-- Begin --
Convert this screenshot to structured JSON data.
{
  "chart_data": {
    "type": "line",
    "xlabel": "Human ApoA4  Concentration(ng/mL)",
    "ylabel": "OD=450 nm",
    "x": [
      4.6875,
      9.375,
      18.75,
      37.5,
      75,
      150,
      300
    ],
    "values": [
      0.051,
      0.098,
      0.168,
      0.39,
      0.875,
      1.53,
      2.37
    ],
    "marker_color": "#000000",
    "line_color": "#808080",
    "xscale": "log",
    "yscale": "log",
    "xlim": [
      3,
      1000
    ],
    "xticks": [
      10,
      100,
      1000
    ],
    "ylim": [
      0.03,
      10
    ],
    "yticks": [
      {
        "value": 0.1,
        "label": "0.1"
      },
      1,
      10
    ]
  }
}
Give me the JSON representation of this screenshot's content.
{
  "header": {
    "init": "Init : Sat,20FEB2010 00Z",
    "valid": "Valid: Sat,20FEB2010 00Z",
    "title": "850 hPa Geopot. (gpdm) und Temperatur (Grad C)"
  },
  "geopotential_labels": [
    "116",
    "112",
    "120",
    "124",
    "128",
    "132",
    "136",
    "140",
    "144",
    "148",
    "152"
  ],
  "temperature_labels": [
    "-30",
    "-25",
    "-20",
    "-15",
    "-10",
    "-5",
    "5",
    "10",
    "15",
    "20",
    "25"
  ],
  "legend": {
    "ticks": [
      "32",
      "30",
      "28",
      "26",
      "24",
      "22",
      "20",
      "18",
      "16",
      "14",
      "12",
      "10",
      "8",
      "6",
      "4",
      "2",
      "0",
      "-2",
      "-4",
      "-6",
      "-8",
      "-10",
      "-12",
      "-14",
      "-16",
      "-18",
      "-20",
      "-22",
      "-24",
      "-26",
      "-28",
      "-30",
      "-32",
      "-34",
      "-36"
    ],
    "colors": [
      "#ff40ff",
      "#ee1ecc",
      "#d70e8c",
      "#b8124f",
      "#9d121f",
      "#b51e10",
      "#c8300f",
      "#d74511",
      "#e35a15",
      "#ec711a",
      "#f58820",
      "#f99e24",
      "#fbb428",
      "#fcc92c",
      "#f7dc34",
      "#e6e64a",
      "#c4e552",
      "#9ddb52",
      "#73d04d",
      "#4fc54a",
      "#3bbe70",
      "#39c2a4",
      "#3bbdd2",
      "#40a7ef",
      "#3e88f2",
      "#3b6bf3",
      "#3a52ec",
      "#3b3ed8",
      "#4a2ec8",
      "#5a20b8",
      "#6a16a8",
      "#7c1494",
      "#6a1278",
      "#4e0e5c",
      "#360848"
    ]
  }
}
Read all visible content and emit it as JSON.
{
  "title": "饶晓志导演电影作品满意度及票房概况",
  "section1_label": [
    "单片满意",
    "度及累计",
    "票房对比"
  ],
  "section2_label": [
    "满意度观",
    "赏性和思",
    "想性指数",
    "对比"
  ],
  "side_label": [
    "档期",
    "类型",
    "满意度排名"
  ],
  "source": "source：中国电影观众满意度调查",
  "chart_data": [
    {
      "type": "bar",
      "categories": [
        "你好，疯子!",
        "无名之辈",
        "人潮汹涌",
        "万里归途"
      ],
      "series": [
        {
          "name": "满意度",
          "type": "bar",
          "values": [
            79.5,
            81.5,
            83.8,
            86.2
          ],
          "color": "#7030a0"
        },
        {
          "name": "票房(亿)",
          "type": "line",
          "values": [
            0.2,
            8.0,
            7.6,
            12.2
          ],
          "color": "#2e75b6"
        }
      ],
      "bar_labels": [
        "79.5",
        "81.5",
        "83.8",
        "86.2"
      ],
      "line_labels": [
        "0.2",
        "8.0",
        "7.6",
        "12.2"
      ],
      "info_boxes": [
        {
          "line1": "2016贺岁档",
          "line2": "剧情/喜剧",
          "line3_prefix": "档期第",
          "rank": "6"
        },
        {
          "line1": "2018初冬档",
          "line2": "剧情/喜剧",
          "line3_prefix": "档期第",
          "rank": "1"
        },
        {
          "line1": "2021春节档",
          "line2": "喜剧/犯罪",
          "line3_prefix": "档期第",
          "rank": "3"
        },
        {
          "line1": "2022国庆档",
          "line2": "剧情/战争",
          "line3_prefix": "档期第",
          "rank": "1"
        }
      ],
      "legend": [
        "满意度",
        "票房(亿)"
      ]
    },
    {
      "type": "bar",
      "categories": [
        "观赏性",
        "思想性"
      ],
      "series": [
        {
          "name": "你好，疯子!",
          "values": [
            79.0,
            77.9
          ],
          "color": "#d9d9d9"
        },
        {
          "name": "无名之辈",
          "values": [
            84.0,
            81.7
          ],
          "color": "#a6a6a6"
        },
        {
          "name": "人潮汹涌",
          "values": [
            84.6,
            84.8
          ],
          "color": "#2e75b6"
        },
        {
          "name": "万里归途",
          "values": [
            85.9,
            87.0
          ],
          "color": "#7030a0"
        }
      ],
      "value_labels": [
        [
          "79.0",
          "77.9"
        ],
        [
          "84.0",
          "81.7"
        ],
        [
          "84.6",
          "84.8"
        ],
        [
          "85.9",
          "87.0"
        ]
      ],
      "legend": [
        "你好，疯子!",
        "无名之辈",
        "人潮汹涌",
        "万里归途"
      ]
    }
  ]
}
-- End --
» Stated problem: Type the material above out again, exactly.

» Worked solution:
Convert this screenshot to structured JSON data.
{
  "chart_data": {
    "type": "line",
    "xlabel": "Human ApoA4  Concentration(ng/mL)",
    "ylabel": "OD=450 nm",
    "x": [
      4.6875,
      9.375,
      18.75,
      37.5,
      75,
      150,
      300
    ],
    "values": [
      0.051,
      0.098,
      0.168,
      0.39,
      0.875,
      1.53,
      2.37
    ],
    "marker_color": "#000000",
    "line_color": "#808080",
    "xscale": "log",
    "yscale": "log",
    "xlim": [
      3,
      1000
    ],
    "xticks": [
      10,
      100,
      1000
    ],
    "ylim": [
      0.03,
      10
    ],
    "yticks": [
      {
        "value": 0.1,
        "label": "0.1"
      },
      1,
      10
    ]
  }
}
Give me the JSON representation of this screenshot's content.
{
  "header": {
    "init": "Init : Sat,20FEB2010 00Z",
    "valid": "Valid: Sat,20FEB2010 00Z",
    "title": "850 hPa Geopot. (gpdm) und Temperatur (Grad C)"
  },
  "geopotential_labels": [
    "116",
    "112",
    "120",
    "124",
    "128",
    "132",
    "136",
    "140",
    "144",
    "148",
    "152"
  ],
  "temperature_labels": [
    "-30",
    "-25",
    "-20",
    "-15",
    "-10",
    "-5",
    "5",
    "10",
    "15",
    "20",
    "25"
  ],
  "legend": {
    "ticks": [
      "32",
      "30",
      "28",
      "26",
      "24",
      "22",
      "20",
      "18",
      "16",
      "14",
      "12",
      "10",
      "8",
      "6",
      "4",
      "2",
      "0",
      "-2",
      "-4",
      "-6",
      "-8",
      "-10",
      "-12",
      "-14",
      "-16",
      "-18",
      "-20",
      "-22",
      "-24",
      "-26",
      "-28",
      "-30",
      "-32",
      "-34",
      "-36"
    ],
    "colors": [
      "#ff40ff",
      "#ee1ecc",
      "#d70e8c",
      "#b8124f",
      "#9d121f",
      "#b51e10",
      "#c8300f",
      "#d74511",
      "#e35a15",
      "#ec711a",
      "#f58820",
      "#f99e24",
      "#fbb428",
      "#fcc92c",
      "#f7dc34",
      "#e6e64a",
      "#c4e552",
      "#9ddb52",
      "#73d04d",
      "#4fc54a",
      "#3bbe70",
      "#39c2a4",
      "#3bbdd2",
      "#40a7ef",
      "#3e88f2",
      "#3b6bf3",
      "#3a52ec",
      "#3b3ed8",
      "#4a2ec8",
      "#5a20b8",
      "#6a16a8",
      "#7c1494",
      "#6a1278",
      "#4e0e5c",
      "#360848"
    ]
  }
}
Read all visible content and emit it as JSON.
{
  "title": "饶晓志导演电影作品满意度及票房概况",
  "section1_label": [
    "单片满意",
    "度及累计",
    "票房对比"
  ],
  "section2_label": [
    "满意度观",
    "赏性和思",
    "想性指数",
    "对比"
  ],
  "side_label": [
    "档期",
    "类型",
    "满意度排名"
  ],
  "source": "source：中国电影观众满意度调查",
  "chart_data": [
    {
      "type": "bar",
      "categories": [
        "你好，疯子!",
        "无名之辈",
        "人潮汹涌",
        "万里归途"
      ],
      "series": [
        {
          "name": "满意度",
          "type": "bar",
          "values": [
            79.5,
            81.5,
            83.8,
            86.2
          ],
          "color": "#7030a0"
        },
        {
          "name": "票房(亿)",
          "type": "line",
          "values": [
            0.2,
            8.0,
            7.6,
            12.2
          ],
          "color": "#2e75b6"
        }
      ],
      "bar_labels": [
        "79.5",
        "81.5",
        "83.8",
        "86.2"
      ],
      "line_labels": [
        "0.2",
        "8.0",
        "7.6",
        "12.2"
      ],
      "info_boxes": [
        {
          "line1": "2016贺岁档",
          "line2": "剧情/喜剧",
          "line3_prefix": "档期第",
          "rank": "6"
        },
        {
          "line1": "2018初冬档",
          "line2": "剧情/喜剧",
          "line3_prefix": "档期第",
          "rank": "1"
        },
        {
          "line1": "2021春节档",
          "line2": "喜剧/犯罪",
          "line3_prefix": "档期第",
          "rank": "3"
        },
        {
          "line1": "2022国庆档",
          "line2": "剧情/战争",
          "line3_prefix": "档期第",
          "rank": "1"
        }
      ],
      "legend": [
        "满意度",
        "票房(亿)"
      ]
    },
    {
      "type": "bar",
      "categories": [
        "观赏性",
        "思想性"
      ],
      "series": [
        {
          "name": "你好，疯子!",
          "values": [
            79.0,
            77.9
          ],
          "color": "#d9d9d9"
        },
        {
          "name": "无名之辈",
          "values": [
            84.0,
            81.7
          ],
          "color": "#a6a6a6"
        },
        {
          "name": "人潮汹涌",
          "values": [
            84.6,
            84.8
          ],
          "color": "#2e75b6"
        },
        {
          "name": "万里归途",
          "values": [
            85.9,
            87.0
          ],
          "color": "#7030a0"
        }
      ],
      "value_labels": [
        [
          "79.0",
          "77.9"
        ],
        [
          "84.0",
          "81.7"
        ],
        [
          "84.6",
          "84.8"
        ],
        [
          "85.9",
          "87.0"
        ]
      ],
      "legend": [
        "你好，疯子!",
        "无名之辈",
        "人潮汹涌",
        "万里归途"
      ]
    }
  ]
}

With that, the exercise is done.